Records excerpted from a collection
☆ ☆ ☆ ☆ ☆ ☆ ☆

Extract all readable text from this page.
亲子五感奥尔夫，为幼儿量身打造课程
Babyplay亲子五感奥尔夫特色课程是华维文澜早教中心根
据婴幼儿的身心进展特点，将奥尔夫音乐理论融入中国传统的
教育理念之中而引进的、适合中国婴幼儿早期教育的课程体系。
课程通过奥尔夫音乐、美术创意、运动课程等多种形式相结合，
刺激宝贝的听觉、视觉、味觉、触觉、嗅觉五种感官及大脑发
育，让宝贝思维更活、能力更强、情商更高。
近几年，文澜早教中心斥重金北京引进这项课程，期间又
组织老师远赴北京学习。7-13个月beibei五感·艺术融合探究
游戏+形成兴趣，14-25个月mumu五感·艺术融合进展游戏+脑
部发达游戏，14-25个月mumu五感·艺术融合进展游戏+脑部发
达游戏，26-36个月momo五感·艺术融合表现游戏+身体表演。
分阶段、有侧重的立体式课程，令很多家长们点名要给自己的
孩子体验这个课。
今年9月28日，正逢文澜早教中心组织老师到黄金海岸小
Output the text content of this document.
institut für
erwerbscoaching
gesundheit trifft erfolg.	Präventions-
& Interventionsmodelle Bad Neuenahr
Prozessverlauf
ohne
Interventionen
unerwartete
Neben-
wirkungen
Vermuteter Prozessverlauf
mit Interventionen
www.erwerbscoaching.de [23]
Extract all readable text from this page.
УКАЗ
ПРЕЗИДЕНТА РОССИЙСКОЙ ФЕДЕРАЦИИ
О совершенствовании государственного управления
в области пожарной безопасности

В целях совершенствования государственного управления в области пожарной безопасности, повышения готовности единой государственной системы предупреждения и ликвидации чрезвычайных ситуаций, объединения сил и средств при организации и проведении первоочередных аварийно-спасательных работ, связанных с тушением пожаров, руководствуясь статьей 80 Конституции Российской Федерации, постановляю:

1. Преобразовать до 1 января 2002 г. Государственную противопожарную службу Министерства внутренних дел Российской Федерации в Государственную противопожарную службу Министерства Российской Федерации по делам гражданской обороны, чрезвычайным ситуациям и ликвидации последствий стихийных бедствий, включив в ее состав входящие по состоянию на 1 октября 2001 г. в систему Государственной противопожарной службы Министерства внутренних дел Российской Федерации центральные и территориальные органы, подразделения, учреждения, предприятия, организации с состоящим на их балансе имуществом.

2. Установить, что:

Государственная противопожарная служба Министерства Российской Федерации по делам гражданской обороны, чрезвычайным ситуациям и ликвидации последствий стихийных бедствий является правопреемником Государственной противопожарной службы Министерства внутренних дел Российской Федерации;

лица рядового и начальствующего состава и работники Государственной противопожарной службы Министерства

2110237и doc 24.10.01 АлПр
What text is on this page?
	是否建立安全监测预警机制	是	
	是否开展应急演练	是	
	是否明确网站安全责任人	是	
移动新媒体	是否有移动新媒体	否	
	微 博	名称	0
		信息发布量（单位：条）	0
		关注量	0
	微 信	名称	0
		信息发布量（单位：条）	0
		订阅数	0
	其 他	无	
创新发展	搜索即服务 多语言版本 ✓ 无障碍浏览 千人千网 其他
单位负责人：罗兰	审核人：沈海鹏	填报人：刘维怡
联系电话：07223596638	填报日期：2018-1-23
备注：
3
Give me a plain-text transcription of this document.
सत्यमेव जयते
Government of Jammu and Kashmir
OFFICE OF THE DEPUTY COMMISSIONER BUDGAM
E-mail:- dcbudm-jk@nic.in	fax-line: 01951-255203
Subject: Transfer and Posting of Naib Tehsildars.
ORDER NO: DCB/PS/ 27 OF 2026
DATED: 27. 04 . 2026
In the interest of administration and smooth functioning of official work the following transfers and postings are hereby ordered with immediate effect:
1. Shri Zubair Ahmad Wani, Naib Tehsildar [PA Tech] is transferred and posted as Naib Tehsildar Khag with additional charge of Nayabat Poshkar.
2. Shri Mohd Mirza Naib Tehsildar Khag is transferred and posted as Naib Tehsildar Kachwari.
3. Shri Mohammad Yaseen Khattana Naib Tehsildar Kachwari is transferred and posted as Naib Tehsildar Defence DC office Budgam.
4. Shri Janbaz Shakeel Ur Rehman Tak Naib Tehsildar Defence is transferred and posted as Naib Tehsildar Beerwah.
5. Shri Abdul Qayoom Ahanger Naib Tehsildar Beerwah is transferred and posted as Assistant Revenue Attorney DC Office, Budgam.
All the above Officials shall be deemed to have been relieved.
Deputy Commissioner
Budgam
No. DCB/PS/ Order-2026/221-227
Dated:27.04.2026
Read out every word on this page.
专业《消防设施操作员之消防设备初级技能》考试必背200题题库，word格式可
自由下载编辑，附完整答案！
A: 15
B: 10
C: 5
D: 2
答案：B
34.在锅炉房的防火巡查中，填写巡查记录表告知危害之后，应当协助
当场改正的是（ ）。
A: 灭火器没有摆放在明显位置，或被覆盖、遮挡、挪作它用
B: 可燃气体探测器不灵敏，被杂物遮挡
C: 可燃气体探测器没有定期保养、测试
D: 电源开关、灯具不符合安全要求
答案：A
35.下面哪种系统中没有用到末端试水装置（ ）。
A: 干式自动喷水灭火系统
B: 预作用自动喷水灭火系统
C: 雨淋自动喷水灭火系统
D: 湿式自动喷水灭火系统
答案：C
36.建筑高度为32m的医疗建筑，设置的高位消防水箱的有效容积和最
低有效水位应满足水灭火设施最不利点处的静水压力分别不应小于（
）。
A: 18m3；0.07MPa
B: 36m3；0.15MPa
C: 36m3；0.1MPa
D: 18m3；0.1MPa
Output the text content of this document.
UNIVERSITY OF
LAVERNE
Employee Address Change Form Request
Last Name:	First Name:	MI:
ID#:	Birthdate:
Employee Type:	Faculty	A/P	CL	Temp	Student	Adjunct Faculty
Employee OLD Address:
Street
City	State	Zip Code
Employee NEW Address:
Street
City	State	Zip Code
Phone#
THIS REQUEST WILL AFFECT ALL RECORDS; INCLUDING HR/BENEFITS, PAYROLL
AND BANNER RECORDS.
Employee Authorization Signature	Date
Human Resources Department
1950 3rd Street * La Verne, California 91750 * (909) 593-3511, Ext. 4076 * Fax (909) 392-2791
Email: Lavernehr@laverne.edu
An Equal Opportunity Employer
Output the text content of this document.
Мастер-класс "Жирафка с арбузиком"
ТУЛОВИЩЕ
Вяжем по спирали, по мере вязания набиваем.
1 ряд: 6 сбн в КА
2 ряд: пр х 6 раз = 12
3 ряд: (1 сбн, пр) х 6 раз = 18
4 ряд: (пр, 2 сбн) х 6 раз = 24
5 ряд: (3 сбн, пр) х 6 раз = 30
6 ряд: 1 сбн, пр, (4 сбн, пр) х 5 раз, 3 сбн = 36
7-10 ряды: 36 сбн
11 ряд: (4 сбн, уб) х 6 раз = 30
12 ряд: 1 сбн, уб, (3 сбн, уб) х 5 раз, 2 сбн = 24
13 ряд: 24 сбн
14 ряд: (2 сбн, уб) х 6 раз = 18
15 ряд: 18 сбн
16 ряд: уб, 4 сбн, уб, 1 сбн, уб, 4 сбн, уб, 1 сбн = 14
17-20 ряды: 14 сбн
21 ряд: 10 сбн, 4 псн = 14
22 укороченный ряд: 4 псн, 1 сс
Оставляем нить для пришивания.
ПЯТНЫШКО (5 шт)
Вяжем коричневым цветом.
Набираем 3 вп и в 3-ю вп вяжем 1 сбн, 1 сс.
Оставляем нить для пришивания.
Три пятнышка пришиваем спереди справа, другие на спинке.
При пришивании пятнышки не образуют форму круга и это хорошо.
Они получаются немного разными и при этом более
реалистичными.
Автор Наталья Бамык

☆ ☆ ☆ ☆ ☆ ☆ ☆

Restate the data above word for word.

### TASK RESPONSE
Extract all readable text from this page.
亲子五感奥尔夫，为幼儿量身打造课程
Babyplay亲子五感奥尔夫特色课程是华维文澜早教中心根
据婴幼儿的身心进展特点，将奥尔夫音乐理论融入中国传统的
教育理念之中而引进的、适合中国婴幼儿早期教育的课程体系。
课程通过奥尔夫音乐、美术创意、运动课程等多种形式相结合，
刺激宝贝的听觉、视觉、味觉、触觉、嗅觉五种感官及大脑发
育，让宝贝思维更活、能力更强、情商更高。
近几年，文澜早教中心斥重金北京引进这项课程，期间又
组织老师远赴北京学习。7-13个月beibei五感·艺术融合探究
游戏+形成兴趣，14-25个月mumu五感·艺术融合进展游戏+脑
部发达游戏，14-25个月mumu五感·艺术融合进展游戏+脑部发
达游戏，26-36个月momo五感·艺术融合表现游戏+身体表演。
分阶段、有侧重的立体式课程，令很多家长们点名要给自己的
孩子体验这个课。
今年9月28日，正逢文澜早教中心组织老师到黄金海岸小
Output the text content of this document.
institut für
erwerbscoaching
gesundheit trifft erfolg.	Präventions-
& Interventionsmodelle Bad Neuenahr
Prozessverlauf
ohne
Interventionen
unerwartete
Neben-
wirkungen
Vermuteter Prozessverlauf
mit Interventionen
www.erwerbscoaching.de [23]
Extract all readable text from this page.
УКАЗ
ПРЕЗИДЕНТА РОССИЙСКОЙ ФЕДЕРАЦИИ
О совершенствовании государственного управления
в области пожарной безопасности

В целях совершенствования государственного управления в области пожарной безопасности, повышения готовности единой государственной системы предупреждения и ликвидации чрезвычайных ситуаций, объединения сил и средств при организации и проведении первоочередных аварийно-спасательных работ, связанных с тушением пожаров, руководствуясь статьей 80 Конституции Российской Федерации, постановляю:

1. Преобразовать до 1 января 2002 г. Государственную противопожарную службу Министерства внутренних дел Российской Федерации в Государственную противопожарную службу Министерства Российской Федерации по делам гражданской обороны, чрезвычайным ситуациям и ликвидации последствий стихийных бедствий, включив в ее состав входящие по состоянию на 1 октября 2001 г. в систему Государственной противопожарной службы Министерства внутренних дел Российской Федерации центральные и территориальные органы, подразделения, учреждения, предприятия, организации с состоящим на их балансе имуществом.

2. Установить, что:

Государственная противопожарная служба Министерства Российской Федерации по делам гражданской обороны, чрезвычайным ситуациям и ликвидации последствий стихийных бедствий является правопреемником Государственной противопожарной службы Министерства внутренних дел Российской Федерации;

лица рядового и начальствующего состава и работники Государственной противопожарной службы Министерства

2110237и doc 24.10.01 АлПр
What text is on this page?
	是否建立安全监测预警机制	是	
	是否开展应急演练	是	
	是否明确网站安全责任人	是	
移动新媒体	是否有移动新媒体	否	
	微 博	名称	0
		信息发布量（单位：条）	0
		关注量	0
	微 信	名称	0
		信息发布量（单位：条）	0
		订阅数	0
	其 他	无	
创新发展	搜索即服务 多语言版本 ✓ 无障碍浏览 千人千网 其他
单位负责人：罗兰	审核人：沈海鹏	填报人：刘维怡
联系电话：07223596638	填报日期：2018-1-23
备注：
3
Give me a plain-text transcription of this document.
सत्यमेव जयते
Government of Jammu and Kashmir
OFFICE OF THE DEPUTY COMMISSIONER BUDGAM
E-mail:- dcbudm-jk@nic.in	fax-line: 01951-255203
Subject: Transfer and Posting of Naib Tehsildars.
ORDER NO: DCB/PS/ 27 OF 2026
DATED: 27. 04 . 2026
In the interest of administration and smooth functioning of official work the following transfers and postings are hereby ordered with immediate effect:
1. Shri Zubair Ahmad Wani, Naib Tehsildar [PA Tech] is transferred and posted as Naib Tehsildar Khag with additional charge of Nayabat Poshkar.
2. Shri Mohd Mirza Naib Tehsildar Khag is transferred and posted as Naib Tehsildar Kachwari.
3. Shri Mohammad Yaseen Khattana Naib Tehsildar Kachwari is transferred and posted as Naib Tehsildar Defence DC office Budgam.
4. Shri Janbaz Shakeel Ur Rehman Tak Naib Tehsildar Defence is transferred and posted as Naib Tehsildar Beerwah.
5. Shri Abdul Qayoom Ahanger Naib Tehsildar Beerwah is transferred and posted as Assistant Revenue Attorney DC Office, Budgam.
All the above Officials shall be deemed to have been relieved.
Deputy Commissioner
Budgam
No. DCB/PS/ Order-2026/221-227
Dated:27.04.2026
Read out every word on this page.
专业《消防设施操作员之消防设备初级技能》考试必背200题题库，word格式可
自由下载编辑，附完整答案！
A: 15
B: 10
C: 5
D: 2
答案：B
34.在锅炉房的防火巡查中，填写巡查记录表告知危害之后，应当协助
当场改正的是（ ）。
A: 灭火器没有摆放在明显位置，或被覆盖、遮挡、挪作它用
B: 可燃气体探测器不灵敏，被杂物遮挡
C: 可燃气体探测器没有定期保养、测试
D: 电源开关、灯具不符合安全要求
答案：A
35.下面哪种系统中没有用到末端试水装置（ ）。
A: 干式自动喷水灭火系统
B: 预作用自动喷水灭火系统
C: 雨淋自动喷水灭火系统
D: 湿式自动喷水灭火系统
答案：C
36.建筑高度为32m的医疗建筑，设置的高位消防水箱的有效容积和最
低有效水位应满足水灭火设施最不利点处的静水压力分别不应小于（
）。
A: 18m3；0.07MPa
B: 36m3；0.15MPa
C: 36m3；0.1MPa
D: 18m3；0.1MPa
Output the text content of this document.
UNIVERSITY OF
LAVERNE
Employee Address Change Form Request
Last Name:	First Name:	MI:
ID#:	Birthdate:
Employee Type:	Faculty	A/P	CL	Temp	Student	Adjunct Faculty
Employee OLD Address:
Street
City	State	Zip Code
Employee NEW Address:
Street
City	State	Zip Code
Phone#
THIS REQUEST WILL AFFECT ALL RECORDS; INCLUDING HR/BENEFITS, PAYROLL
AND BANNER RECORDS.
Employee Authorization Signature	Date
Human Resources Department
1950 3rd Street * La Verne, California 91750 * (909) 593-3511, Ext. 4076 * Fax (909) 392-2791
Email: Lavernehr@laverne.edu
An Equal Opportunity Employer
Output the text content of this document.
Мастер-класс "Жирафка с арбузиком"
ТУЛОВИЩЕ
Вяжем по спирали, по мере вязания набиваем.
1 ряд: 6 сбн в КА
2 ряд: пр х 6 раз = 12
3 ряд: (1 сбн, пр) х 6 раз = 18
4 ряд: (пр, 2 сбн) х 6 раз = 24
5 ряд: (3 сбн, пр) х 6 раз = 30
6 ряд: 1 сбн, пр, (4 сбн, пр) х 5 раз, 3 сбн = 36
7-10 ряды: 36 сбн
11 ряд: (4 сбн, уб) х 6 раз = 30
12 ряд: 1 сбн, уб, (3 сбн, уб) х 5 раз, 2 сбн = 24
13 ряд: 24 сбн
14 ряд: (2 сбн, уб) х 6 раз = 18
15 ряд: 18 сбн
16 ряд: уб, 4 сбн, уб, 1 сбн, уб, 4 сбн, уб, 1 сбн = 14
17-20 ряды: 14 сбн
21 ряд: 10 сбн, 4 псн = 14
22 укороченный ряд: 4 псн, 1 сс
Оставляем нить для пришивания.
ПЯТНЫШКО (5 шт)
Вяжем коричневым цветом.
Набираем 3 вп и в 3-ю вп вяжем 1 сбн, 1 сс.
Оставляем нить для пришивания.
Три пятнышка пришиваем спереди справа, другие на спинке.
При пришивании пятнышки не образуют форму круга и это хорошо.
Они получаются немного разными и при этом более
реалистичными.
Автор Наталья Бамык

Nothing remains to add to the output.